** BEGIN Provided entries **
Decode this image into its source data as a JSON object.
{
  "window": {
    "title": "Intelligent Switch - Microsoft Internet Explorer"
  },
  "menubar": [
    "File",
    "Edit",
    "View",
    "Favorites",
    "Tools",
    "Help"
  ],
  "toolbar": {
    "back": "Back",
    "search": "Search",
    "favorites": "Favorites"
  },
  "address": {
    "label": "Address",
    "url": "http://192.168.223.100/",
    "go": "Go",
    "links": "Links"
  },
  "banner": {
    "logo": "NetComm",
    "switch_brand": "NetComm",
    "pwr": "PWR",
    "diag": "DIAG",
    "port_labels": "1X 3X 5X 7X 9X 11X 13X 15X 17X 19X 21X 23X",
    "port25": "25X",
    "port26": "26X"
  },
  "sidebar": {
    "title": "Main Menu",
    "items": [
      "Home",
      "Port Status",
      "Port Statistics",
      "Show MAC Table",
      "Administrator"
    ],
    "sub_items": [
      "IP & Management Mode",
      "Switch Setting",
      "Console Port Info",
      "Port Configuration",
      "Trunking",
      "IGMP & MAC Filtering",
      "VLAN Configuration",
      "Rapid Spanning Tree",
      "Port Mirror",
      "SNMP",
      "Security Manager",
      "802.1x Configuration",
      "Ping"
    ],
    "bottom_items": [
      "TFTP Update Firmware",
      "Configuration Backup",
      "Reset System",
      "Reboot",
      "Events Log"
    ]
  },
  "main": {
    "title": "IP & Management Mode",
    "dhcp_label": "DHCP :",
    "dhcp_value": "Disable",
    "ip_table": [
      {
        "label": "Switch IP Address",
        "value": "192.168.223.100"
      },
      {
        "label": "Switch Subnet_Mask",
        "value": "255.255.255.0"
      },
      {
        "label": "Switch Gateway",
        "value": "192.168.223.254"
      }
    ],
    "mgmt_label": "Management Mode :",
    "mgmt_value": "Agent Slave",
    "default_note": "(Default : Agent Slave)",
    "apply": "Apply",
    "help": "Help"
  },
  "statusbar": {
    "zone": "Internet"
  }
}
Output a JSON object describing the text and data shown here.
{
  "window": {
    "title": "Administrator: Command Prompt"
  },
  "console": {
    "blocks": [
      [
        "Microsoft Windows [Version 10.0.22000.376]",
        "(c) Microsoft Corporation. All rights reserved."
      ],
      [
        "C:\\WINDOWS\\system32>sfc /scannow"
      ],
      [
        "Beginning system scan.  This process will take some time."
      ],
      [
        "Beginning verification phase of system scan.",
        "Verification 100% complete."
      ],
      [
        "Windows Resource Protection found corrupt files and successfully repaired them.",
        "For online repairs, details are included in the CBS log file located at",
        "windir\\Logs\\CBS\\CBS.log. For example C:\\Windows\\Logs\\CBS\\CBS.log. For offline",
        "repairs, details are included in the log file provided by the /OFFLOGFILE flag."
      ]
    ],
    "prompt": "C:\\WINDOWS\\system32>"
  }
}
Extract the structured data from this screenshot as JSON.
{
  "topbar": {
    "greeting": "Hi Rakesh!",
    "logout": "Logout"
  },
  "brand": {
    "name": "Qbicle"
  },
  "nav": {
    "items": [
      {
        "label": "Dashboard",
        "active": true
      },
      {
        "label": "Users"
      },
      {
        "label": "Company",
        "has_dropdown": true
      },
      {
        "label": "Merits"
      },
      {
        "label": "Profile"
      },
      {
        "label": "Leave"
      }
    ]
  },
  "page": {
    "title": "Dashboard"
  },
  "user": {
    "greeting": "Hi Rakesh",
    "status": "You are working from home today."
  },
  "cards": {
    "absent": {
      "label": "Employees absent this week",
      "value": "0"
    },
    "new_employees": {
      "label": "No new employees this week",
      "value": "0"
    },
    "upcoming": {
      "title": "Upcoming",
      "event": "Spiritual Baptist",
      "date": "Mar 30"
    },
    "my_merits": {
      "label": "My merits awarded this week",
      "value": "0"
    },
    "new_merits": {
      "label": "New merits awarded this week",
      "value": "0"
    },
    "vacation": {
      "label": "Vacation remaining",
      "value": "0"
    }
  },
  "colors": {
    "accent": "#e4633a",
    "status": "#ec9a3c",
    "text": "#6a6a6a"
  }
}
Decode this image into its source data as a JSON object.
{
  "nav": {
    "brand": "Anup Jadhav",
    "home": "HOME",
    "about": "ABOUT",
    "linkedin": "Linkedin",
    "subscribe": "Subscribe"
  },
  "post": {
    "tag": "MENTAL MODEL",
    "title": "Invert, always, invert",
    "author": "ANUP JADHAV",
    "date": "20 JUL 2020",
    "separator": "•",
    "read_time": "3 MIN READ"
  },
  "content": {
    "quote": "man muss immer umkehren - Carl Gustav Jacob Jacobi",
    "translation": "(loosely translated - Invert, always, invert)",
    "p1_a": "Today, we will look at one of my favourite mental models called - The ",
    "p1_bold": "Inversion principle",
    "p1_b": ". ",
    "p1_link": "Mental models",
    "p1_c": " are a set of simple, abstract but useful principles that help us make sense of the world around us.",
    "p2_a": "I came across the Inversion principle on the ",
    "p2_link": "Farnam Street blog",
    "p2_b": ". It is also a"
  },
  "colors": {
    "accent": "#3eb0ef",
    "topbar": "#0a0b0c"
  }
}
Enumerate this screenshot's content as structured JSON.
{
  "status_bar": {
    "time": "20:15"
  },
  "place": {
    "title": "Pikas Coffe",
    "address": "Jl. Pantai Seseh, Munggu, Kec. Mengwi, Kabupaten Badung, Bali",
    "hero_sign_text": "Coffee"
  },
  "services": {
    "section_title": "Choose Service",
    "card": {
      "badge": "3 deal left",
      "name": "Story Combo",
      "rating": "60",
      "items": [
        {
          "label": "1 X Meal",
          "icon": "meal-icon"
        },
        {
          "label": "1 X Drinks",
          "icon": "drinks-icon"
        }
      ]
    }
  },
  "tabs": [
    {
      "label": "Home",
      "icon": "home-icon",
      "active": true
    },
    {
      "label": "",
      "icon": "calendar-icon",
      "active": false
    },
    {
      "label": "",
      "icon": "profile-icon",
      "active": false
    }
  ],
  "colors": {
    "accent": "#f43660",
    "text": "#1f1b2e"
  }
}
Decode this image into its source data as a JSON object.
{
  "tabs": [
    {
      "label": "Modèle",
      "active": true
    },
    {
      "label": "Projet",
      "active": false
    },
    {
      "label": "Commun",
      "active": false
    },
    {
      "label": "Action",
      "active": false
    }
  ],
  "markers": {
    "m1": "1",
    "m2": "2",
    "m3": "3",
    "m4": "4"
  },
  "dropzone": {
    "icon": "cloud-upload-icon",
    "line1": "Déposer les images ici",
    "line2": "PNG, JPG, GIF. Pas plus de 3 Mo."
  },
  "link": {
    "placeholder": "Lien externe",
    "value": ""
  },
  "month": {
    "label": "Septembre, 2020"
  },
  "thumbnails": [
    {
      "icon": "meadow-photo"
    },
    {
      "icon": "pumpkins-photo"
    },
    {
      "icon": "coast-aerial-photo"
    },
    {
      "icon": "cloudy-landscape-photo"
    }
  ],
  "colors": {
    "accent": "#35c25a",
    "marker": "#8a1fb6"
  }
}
** END Provided entries **
_Exercise goal_: Find every line in the records that contains the word "models"; copy those lines.

_Correct response_:
    "p1_a": "Today, we will look at one of my favourite mental models called - The ",
    "p1_link": "Mental models",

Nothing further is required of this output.